(Directions for this task): Using the listing below, copy every line that mentions "desc".

(Records):
▬▬▬▬▬▬▬▬▬▬

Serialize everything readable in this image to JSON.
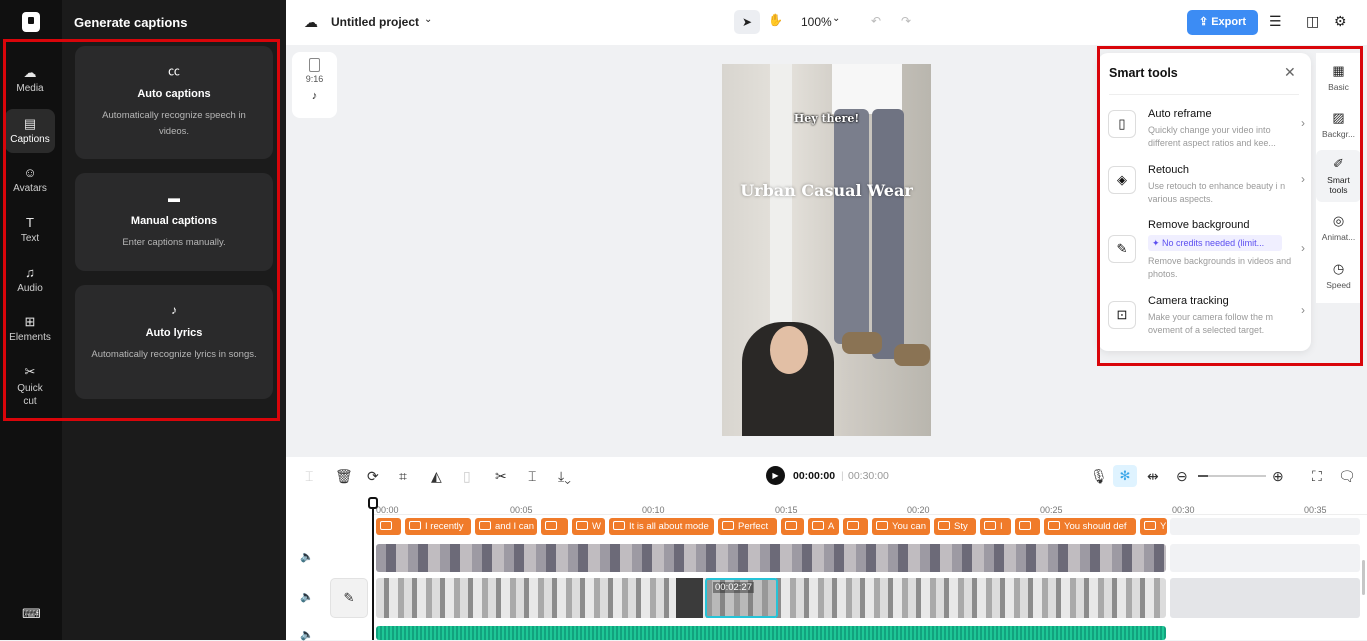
{
  "panel": {
    "title": "Generate captions"
  },
  "rail": [
    {
      "label": "Media",
      "icon": "cloud-upload-icon"
    },
    {
      "label": "Captions",
      "icon": "captions-icon",
      "active": true
    },
    {
      "label": "Avatars",
      "icon": "avatar-icon"
    },
    {
      "label": "Text",
      "icon": "text-icon"
    },
    {
      "label": "Audio",
      "icon": "music-note-icon"
    },
    {
      "label": "Elements",
      "icon": "elements-icon"
    },
    {
      "label": "Quick",
      "label2": "cut",
      "icon": "quick-cut-icon"
    }
  ],
  "cards": [
    {
      "title": "Auto captions",
      "desc": "Automatically recognize speech in videos.",
      "icon": "cc-icon"
    },
    {
      "title": "Manual captions",
      "desc": "Enter captions manually.",
      "icon": "keyboard-icon"
    },
    {
      "title": "Auto lyrics",
      "desc": "Automatically recognize lyrics in songs.",
      "icon": "lyrics-icon"
    }
  ],
  "topbar": {
    "project": "Untitled project",
    "zoom": "100%",
    "export": "Export"
  },
  "ratio": {
    "label": "9:16"
  },
  "video": {
    "text1": "Hey there!",
    "text2": "Urban Casual Wear"
  },
  "smart": {
    "title": "Smart tools",
    "tools": [
      {
        "name": "Auto reframe",
        "desc": "Quickly change your video into different aspect ratios and kee...",
        "icon": "reframe-icon"
      },
      {
        "name": "Retouch",
        "desc": "Use retouch to enhance beauty i n various aspects.",
        "icon": "retouch-icon"
      },
      {
        "name": "Remove background",
        "badge": "✦ No credits needed (limit...",
        "desc": "Remove backgrounds in videos and photos.",
        "icon": "remove-bg-icon"
      },
      {
        "name": "Camera tracking",
        "desc": "Make your camera follow the m ovement of a selected target.",
        "icon": "camera-tracking-icon"
      }
    ]
  },
  "side": [
    {
      "label": "Basic",
      "icon": "basic-icon"
    },
    {
      "label": "Backgr...",
      "icon": "background-icon"
    },
    {
      "label": "Smart tools",
      "icon": "magic-wand-icon",
      "active": true
    },
    {
      "label": "Animat...",
      "icon": "animation-icon"
    },
    {
      "label": "Speed",
      "icon": "speed-icon"
    }
  ],
  "player": {
    "current": "00:00:00",
    "total": "00:30:00"
  },
  "ticks": [
    "00:00",
    "00:05",
    "00:10",
    "00:15",
    "00:20",
    "00:25",
    "00:30",
    "00:35"
  ],
  "captions": [
    {
      "t": ""
    },
    {
      "t": "I recently"
    },
    {
      "t": "and I can"
    },
    {
      "t": ""
    },
    {
      "t": "W"
    },
    {
      "t": "It is all about mode"
    },
    {
      "t": "Perfect"
    },
    {
      "t": ""
    },
    {
      "t": "A"
    },
    {
      "t": ""
    },
    {
      "t": "You can"
    },
    {
      "t": "Sty"
    },
    {
      "t": "I"
    },
    {
      "t": ""
    },
    {
      "t": "You should def"
    },
    {
      "t": "Y"
    }
  ],
  "clip_time": "00:02:27"
}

▬▬▬▬▬▬▬▬▬▬

(Exercise solution):
      "desc": "Automatically recognize speech in videos.",
      "desc": "Enter captions manually.",
      "desc": "Automatically recognize lyrics in songs.",
        "desc": "Quickly change your video into different aspect ratios and kee...",
        "desc": "Use retouch to enhance beauty i n various aspects.",
        "desc": "Remove backgrounds in videos and photos.",
        "desc": "Make your camera follow the m ovement of a selected target.",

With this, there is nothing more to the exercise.